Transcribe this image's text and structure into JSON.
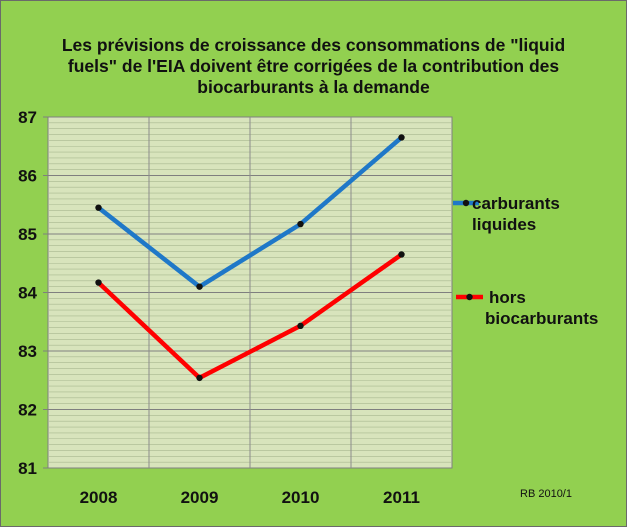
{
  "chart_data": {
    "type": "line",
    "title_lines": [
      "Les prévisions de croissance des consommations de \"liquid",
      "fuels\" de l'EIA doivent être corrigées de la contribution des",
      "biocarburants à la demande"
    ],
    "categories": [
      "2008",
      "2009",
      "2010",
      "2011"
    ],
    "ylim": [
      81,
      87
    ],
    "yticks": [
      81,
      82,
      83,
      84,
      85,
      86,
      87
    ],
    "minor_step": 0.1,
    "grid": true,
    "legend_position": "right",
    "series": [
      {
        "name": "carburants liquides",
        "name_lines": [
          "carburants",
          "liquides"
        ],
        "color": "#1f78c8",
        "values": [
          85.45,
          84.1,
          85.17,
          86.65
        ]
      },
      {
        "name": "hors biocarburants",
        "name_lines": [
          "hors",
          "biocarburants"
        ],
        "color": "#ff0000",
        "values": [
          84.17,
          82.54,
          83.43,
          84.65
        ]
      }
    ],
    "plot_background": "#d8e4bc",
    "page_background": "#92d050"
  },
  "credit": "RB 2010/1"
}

--------

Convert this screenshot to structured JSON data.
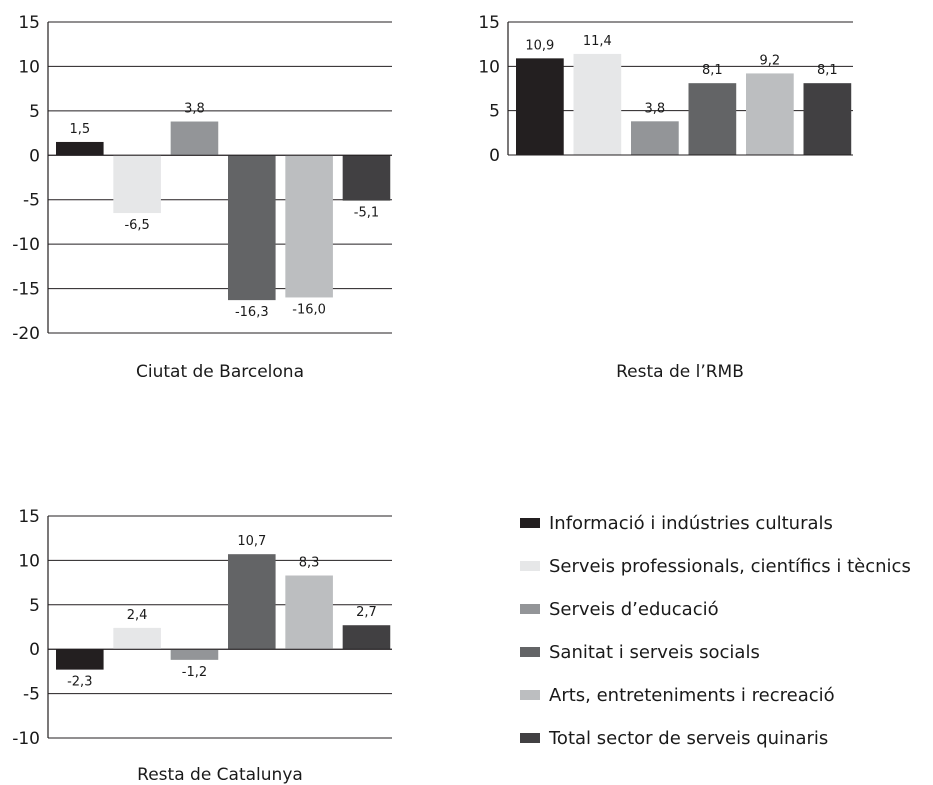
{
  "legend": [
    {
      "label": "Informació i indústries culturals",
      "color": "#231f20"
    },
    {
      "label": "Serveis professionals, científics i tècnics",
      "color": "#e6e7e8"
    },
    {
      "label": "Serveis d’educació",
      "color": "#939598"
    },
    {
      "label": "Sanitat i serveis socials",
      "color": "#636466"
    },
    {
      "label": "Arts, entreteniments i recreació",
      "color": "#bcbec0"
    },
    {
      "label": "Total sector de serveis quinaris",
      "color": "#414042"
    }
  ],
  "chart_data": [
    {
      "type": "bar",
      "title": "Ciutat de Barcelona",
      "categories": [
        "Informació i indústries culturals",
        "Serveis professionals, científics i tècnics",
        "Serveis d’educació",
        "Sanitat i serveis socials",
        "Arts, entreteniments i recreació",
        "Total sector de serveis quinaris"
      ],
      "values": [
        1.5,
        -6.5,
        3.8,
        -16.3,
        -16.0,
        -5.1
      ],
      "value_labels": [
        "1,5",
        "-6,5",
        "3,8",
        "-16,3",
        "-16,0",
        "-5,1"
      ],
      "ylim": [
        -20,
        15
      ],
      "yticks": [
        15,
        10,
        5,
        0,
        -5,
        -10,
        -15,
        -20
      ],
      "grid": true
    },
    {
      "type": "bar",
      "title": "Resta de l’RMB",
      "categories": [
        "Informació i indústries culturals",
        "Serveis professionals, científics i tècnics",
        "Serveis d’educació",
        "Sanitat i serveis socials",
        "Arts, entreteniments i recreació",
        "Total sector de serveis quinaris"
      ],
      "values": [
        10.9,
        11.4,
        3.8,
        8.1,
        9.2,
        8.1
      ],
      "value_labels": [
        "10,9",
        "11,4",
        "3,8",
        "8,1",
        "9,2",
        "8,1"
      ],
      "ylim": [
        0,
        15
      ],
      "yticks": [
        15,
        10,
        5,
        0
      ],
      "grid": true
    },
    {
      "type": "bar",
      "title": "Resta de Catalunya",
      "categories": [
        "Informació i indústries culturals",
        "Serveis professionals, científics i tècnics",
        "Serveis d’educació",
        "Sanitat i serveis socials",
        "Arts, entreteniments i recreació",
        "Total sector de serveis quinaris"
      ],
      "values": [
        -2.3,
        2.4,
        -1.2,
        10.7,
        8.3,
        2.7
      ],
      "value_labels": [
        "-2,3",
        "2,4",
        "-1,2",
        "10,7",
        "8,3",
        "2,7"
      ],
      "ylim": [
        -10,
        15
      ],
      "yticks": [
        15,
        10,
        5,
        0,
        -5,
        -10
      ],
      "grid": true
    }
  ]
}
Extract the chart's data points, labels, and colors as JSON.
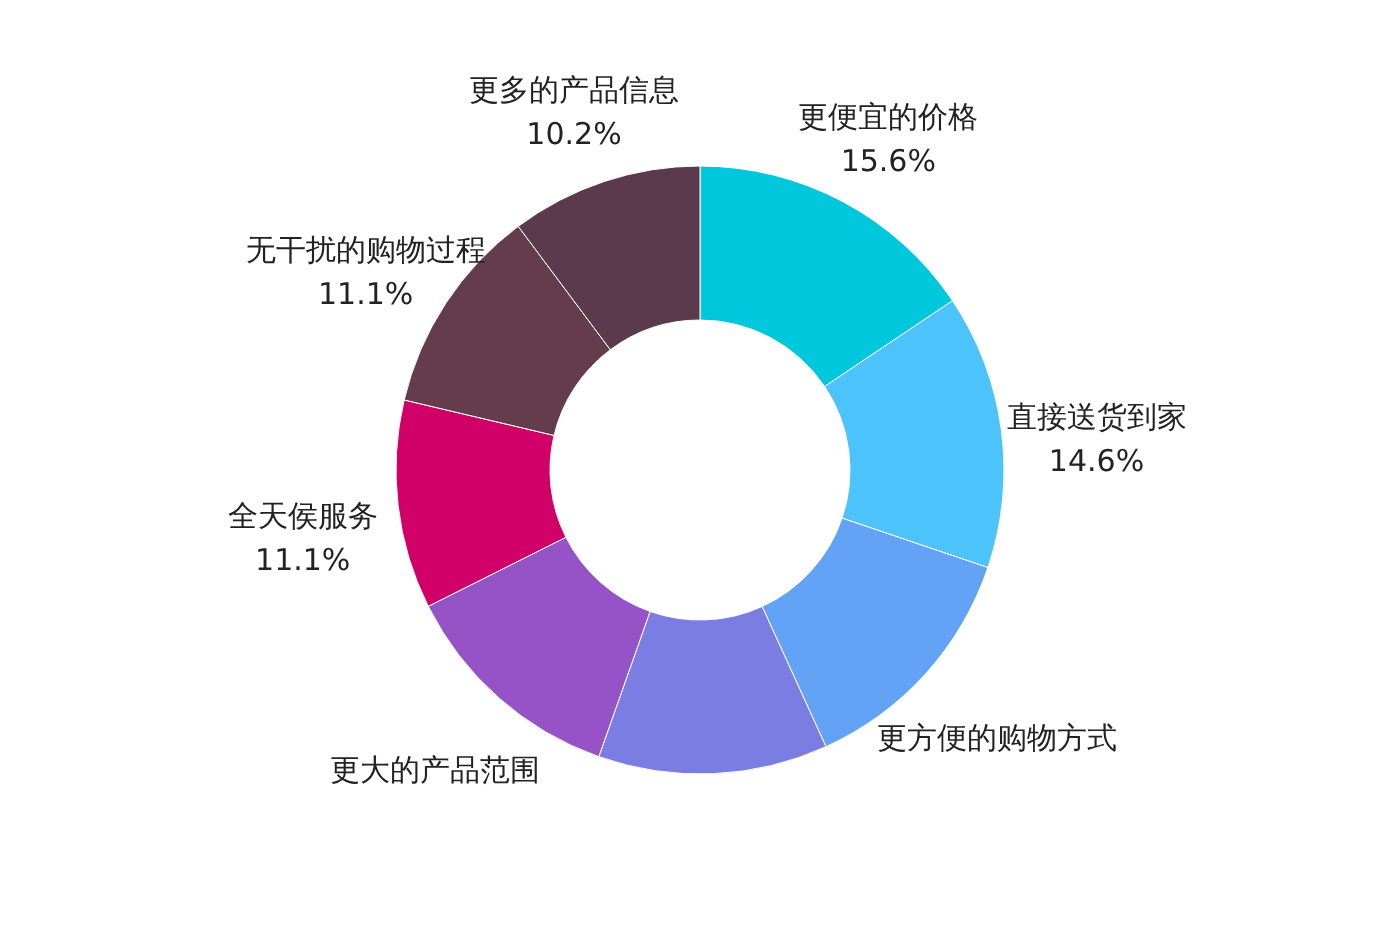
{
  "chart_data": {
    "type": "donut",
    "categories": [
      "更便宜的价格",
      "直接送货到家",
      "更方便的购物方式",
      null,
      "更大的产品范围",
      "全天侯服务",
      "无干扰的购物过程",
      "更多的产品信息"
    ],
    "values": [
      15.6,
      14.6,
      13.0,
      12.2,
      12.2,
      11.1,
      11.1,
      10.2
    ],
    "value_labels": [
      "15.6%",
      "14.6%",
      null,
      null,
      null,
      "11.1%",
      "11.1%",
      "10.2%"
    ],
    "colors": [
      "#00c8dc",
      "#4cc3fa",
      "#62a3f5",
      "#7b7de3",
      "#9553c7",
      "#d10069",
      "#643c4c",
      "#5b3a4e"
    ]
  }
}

--------

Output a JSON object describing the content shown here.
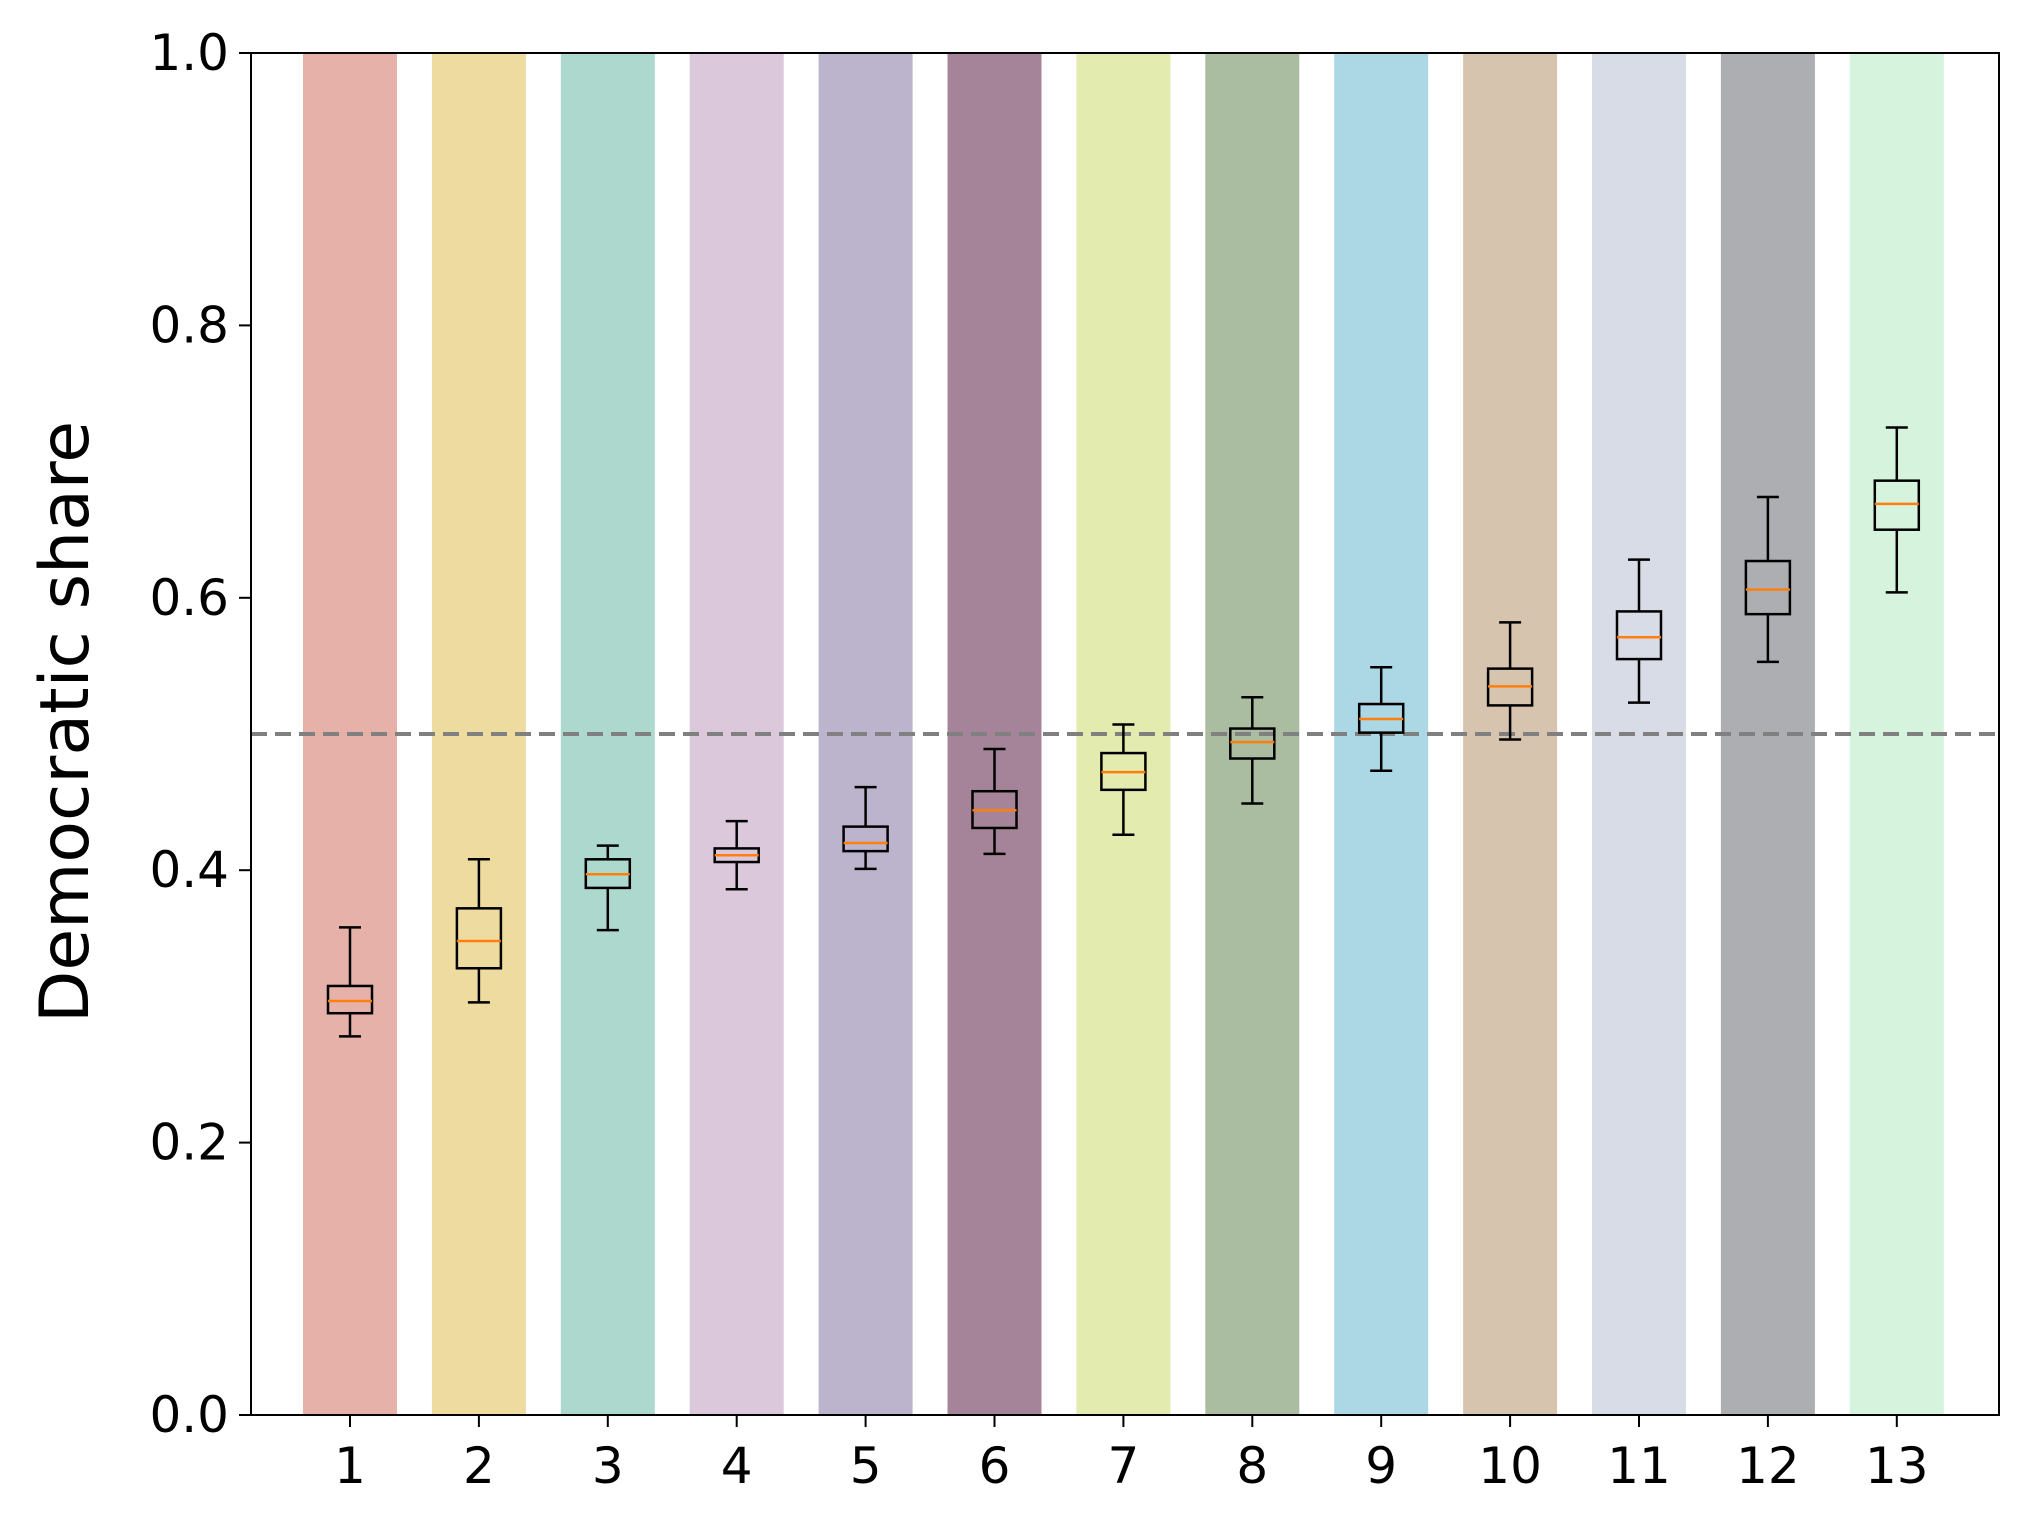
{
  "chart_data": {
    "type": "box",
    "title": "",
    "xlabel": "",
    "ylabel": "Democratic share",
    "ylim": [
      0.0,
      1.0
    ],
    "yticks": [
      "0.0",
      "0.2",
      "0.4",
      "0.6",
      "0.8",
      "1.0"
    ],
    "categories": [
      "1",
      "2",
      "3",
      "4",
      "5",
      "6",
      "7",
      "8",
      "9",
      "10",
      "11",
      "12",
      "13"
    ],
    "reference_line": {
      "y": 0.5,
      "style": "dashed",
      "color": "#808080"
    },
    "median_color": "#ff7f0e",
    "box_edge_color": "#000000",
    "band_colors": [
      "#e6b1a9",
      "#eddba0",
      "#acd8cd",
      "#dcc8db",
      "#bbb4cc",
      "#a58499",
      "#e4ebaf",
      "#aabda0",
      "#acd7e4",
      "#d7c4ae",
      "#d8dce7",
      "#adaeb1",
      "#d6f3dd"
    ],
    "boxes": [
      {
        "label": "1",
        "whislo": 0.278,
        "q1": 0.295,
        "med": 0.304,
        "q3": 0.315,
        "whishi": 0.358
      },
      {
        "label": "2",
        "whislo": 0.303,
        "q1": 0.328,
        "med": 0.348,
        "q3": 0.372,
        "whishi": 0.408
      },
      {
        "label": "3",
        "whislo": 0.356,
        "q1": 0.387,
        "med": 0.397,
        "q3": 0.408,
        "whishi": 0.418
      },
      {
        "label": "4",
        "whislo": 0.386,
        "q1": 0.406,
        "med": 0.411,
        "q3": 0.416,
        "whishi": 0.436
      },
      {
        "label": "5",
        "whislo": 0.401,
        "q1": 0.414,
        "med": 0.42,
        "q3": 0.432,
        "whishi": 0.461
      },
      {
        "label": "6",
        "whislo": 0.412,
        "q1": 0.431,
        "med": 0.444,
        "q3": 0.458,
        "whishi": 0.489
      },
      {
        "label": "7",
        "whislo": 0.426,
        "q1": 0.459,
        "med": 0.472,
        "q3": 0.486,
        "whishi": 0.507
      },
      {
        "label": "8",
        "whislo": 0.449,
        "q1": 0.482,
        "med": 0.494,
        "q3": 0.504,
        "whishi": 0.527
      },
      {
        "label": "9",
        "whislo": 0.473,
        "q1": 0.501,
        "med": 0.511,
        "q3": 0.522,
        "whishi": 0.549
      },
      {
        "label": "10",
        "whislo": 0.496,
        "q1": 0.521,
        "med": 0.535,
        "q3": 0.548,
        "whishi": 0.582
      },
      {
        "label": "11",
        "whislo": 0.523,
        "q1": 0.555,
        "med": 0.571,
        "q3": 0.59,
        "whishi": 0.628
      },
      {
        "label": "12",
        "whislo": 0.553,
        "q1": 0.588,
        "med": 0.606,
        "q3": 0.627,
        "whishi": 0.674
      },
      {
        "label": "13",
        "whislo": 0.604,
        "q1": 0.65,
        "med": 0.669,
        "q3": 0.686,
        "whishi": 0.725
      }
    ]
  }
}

--------

▶ WHAT TO PRODUCE
Lines of the material that contain the word "Resta" are to be gathered.

▶ THE SOLUTION
      "title": "Resta de l’RMB",
      "title": "Resta de Catalunya",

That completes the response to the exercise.